_Task requirements_.
Write out the records as a numbered list, starting at the first line and ending at the line that contains "sidebar-item-groupes-services[interactable]: Groupes de". Include both of those lines and leave out blank lines.

_Information provided_.
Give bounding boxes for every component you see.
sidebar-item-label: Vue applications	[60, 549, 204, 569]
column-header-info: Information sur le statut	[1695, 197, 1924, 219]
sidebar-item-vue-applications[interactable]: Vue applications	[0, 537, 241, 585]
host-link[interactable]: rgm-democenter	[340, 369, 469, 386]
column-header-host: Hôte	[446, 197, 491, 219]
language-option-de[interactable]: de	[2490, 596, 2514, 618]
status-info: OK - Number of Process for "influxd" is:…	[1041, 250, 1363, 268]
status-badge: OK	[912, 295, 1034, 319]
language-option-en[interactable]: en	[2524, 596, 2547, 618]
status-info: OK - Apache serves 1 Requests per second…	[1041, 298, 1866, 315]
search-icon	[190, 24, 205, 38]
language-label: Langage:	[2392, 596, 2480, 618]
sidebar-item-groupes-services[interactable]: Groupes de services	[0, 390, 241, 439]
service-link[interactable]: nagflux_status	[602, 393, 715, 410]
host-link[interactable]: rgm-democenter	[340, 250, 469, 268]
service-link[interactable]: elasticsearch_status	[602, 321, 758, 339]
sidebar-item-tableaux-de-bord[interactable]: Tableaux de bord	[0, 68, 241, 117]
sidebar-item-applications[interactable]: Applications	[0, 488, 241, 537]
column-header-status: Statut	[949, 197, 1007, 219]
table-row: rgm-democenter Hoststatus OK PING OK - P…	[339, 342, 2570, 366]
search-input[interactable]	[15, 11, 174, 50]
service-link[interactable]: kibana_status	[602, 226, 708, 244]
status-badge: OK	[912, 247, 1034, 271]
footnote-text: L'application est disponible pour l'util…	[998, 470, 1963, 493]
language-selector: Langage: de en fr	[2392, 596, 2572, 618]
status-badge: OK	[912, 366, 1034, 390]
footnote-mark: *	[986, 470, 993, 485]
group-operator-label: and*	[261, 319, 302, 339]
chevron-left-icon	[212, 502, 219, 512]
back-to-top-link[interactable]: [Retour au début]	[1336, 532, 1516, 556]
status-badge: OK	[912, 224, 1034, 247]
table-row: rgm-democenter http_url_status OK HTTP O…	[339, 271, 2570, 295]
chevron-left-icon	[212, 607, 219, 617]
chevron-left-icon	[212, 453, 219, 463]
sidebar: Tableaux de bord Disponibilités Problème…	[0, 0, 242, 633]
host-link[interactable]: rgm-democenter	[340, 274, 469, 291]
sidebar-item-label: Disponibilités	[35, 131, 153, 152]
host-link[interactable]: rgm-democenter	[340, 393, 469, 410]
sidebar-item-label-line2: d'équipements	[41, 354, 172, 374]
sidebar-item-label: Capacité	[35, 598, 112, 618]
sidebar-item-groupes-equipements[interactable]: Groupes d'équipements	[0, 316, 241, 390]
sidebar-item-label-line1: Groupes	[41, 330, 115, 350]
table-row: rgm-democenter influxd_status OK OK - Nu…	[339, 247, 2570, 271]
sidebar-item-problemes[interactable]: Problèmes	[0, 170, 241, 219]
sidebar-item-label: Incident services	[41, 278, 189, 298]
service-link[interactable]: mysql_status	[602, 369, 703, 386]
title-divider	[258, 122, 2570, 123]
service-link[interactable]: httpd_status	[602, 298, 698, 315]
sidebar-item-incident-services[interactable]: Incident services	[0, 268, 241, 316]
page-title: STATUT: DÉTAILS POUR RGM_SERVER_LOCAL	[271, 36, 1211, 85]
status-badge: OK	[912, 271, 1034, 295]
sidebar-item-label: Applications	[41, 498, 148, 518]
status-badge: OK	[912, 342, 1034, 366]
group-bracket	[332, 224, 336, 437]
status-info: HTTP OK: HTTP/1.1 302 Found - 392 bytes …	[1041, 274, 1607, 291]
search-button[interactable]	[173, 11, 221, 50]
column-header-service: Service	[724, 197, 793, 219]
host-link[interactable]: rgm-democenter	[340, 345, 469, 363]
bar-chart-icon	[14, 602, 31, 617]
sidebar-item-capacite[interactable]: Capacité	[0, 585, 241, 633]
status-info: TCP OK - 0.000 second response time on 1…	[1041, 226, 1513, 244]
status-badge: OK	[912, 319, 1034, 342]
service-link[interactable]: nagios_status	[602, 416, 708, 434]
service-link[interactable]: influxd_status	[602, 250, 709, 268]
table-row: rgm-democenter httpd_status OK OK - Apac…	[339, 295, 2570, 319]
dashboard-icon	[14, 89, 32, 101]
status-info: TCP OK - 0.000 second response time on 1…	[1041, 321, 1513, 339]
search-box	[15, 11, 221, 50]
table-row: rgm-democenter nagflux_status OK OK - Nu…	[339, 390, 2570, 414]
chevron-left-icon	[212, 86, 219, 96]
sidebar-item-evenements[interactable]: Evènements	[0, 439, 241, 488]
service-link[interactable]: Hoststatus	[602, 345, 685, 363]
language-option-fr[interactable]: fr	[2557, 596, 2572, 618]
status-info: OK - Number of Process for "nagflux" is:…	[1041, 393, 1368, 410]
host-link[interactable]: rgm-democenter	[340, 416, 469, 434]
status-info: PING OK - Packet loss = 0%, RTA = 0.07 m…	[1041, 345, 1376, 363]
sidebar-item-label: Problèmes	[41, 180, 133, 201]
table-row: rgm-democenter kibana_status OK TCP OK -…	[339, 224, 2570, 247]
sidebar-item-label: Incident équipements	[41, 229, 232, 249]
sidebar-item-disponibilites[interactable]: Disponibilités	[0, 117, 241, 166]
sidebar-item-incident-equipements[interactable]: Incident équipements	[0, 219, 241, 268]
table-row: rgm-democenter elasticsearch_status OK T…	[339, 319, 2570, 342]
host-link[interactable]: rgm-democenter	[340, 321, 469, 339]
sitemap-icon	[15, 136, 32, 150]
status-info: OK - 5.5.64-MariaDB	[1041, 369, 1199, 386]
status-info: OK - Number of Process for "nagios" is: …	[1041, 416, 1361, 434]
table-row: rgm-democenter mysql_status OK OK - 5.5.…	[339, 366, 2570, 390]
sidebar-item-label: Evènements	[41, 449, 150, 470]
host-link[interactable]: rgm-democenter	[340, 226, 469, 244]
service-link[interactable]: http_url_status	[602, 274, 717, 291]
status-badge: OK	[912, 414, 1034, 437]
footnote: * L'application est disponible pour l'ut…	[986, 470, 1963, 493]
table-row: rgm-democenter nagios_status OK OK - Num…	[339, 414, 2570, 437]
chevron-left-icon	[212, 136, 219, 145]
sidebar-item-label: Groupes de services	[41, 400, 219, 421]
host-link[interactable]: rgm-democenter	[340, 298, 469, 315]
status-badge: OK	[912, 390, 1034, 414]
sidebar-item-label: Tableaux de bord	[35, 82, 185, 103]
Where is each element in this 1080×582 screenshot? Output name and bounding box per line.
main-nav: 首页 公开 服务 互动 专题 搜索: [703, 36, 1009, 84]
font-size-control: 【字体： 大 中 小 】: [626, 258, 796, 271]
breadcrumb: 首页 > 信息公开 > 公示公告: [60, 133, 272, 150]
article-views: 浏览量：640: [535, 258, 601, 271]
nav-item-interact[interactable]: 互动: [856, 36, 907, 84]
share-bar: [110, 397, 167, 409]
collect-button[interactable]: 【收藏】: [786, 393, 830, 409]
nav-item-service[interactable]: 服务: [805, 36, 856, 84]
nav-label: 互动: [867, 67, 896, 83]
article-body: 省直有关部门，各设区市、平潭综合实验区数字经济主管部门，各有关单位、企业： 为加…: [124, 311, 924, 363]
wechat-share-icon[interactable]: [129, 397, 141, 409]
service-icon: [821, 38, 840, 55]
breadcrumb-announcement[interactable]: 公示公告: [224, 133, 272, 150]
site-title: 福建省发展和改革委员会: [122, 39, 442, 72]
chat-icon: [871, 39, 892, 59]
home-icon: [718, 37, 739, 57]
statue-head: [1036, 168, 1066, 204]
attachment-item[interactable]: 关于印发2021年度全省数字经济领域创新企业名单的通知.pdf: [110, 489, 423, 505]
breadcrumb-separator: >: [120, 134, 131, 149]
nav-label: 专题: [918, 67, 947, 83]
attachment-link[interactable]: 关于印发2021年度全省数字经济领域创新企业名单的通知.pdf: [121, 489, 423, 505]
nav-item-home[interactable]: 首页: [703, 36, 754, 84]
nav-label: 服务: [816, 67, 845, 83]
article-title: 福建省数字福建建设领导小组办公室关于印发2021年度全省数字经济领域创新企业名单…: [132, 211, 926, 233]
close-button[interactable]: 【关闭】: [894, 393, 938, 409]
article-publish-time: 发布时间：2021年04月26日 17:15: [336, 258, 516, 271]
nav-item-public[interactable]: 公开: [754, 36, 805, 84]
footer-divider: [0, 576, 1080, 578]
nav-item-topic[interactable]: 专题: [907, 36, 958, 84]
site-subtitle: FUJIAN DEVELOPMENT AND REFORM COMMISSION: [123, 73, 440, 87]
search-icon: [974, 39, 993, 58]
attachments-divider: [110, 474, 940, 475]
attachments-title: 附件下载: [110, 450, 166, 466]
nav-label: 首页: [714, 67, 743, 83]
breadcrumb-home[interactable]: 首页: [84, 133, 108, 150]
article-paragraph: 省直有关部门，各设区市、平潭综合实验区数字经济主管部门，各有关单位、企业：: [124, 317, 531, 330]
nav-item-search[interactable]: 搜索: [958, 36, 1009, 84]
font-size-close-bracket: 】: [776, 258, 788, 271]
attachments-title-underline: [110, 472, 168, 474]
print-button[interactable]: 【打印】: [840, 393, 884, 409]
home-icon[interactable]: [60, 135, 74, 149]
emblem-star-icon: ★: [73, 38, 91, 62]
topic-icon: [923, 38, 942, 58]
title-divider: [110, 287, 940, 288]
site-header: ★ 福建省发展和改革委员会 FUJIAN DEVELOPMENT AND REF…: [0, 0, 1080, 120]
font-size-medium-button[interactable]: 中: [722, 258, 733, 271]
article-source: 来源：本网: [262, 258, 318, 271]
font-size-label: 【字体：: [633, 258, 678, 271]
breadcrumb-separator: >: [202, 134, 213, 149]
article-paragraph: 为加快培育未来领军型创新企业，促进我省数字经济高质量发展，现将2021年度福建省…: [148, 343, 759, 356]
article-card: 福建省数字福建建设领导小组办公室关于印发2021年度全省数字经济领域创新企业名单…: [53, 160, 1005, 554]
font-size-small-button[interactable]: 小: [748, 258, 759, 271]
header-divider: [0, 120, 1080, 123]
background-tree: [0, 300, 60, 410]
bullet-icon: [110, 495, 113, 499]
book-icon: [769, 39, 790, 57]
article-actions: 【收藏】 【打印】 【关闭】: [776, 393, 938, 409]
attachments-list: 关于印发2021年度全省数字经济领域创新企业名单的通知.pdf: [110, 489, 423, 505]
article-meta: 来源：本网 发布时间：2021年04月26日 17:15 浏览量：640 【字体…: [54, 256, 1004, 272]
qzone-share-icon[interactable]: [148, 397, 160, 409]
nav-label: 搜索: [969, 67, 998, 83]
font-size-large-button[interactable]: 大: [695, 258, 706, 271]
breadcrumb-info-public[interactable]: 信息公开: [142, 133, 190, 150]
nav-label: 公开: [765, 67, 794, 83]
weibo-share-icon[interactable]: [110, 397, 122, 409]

_Response to the task_.
1. Give bounding boxes for every component you see.
2. sidebar-item-label: Vue applications	[60, 549, 204, 569]
3. column-header-info: Information sur le statut	[1695, 197, 1924, 219]
4. sidebar-item-vue-applications[interactable]: Vue applications	[0, 537, 241, 585]
5. host-link[interactable]: rgm-democenter	[340, 369, 469, 386]
6. column-header-host: Hôte	[446, 197, 491, 219]
7. language-option-de[interactable]: de	[2490, 596, 2514, 618]
8. status-info: OK - Number of Process for "influxd" is:…	[1041, 250, 1363, 268]
9. status-badge: OK	[912, 295, 1034, 319]
10. language-option-en[interactable]: en	[2524, 596, 2547, 618]
11. status-info: OK - Apache serves 1 Requests per second…	[1041, 298, 1866, 315]
12. search-icon	[190, 24, 205, 38]
13. language-label: Langage:	[2392, 596, 2480, 618]
14. sidebar-item-groupes-services[interactable]: Groupes de services	[0, 390, 241, 439]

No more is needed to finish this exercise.